JOB: Return every record below exactly as written, but leave out the pictures.

PROVIDED ENTRIES:
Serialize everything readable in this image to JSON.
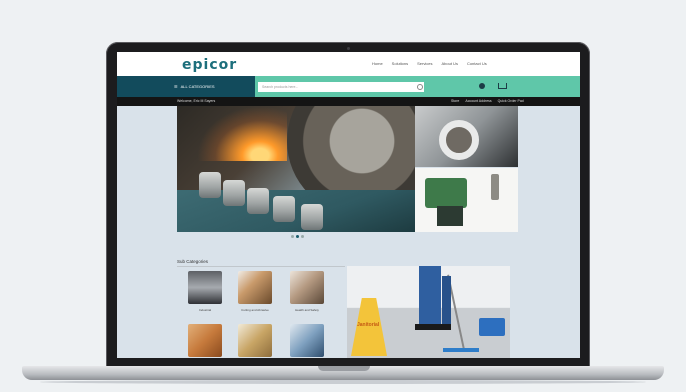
{
  "site": {
    "logo": "epicor",
    "nav": [
      "Home",
      "Solutions",
      "Services",
      "About Us",
      "Contact Us"
    ],
    "categories_button": "ALL CATEGORIES",
    "search_placeholder": "Search products here...",
    "welcome": "Welcome, Eric M Sayers",
    "sub_links": [
      "Store",
      "Account Address",
      "Quick Order Pad"
    ]
  },
  "hero": {
    "slide_count": 3,
    "active_slide": 2
  },
  "categories": {
    "title": "Sub Categories",
    "items": [
      {
        "label": "Industrial"
      },
      {
        "label": "Cutting and Abrasive"
      },
      {
        "label": "Health and Safety"
      },
      {
        "label": ""
      },
      {
        "label": ""
      },
      {
        "label": ""
      }
    ]
  },
  "promo": {
    "sign_text": "Janitorial"
  },
  "colors": {
    "brand": "#1d6f7c",
    "teal_bar": "#5fc7a9",
    "dark_navy": "#124b5c"
  }
}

REPLY TO THE EXERCISE:
Serialize everything readable in this image to JSON.
{
  "site": {
    "logo": "epicor",
    "nav": [
      "Home",
      "Solutions",
      "Services",
      "About Us",
      "Contact Us"
    ],
    "categories_button": "ALL CATEGORIES",
    "search_placeholder": "Search products here...",
    "welcome": "Welcome, Eric M Sayers",
    "sub_links": [
      "Store",
      "Account Address",
      "Quick Order Pad"
    ]
  },
  "hero": {
    "slide_count": 3,
    "active_slide": 2
  },
  "categories": {
    "title": "Sub Categories",
    "items": [
      {
        "label": "Industrial"
      },
      {
        "label": "Cutting and Abrasive"
      },
      {
        "label": "Health and Safety"
      },
      {
        "label": ""
      },
      {
        "label": ""
      },
      {
        "label": ""
      }
    ]
  },
  "promo": {
    "sign_text": "Janitorial"
  },
  "colors": {
    "brand": "#1d6f7c",
    "teal_bar": "#5fc7a9",
    "dark_navy": "#124b5c"
  }
}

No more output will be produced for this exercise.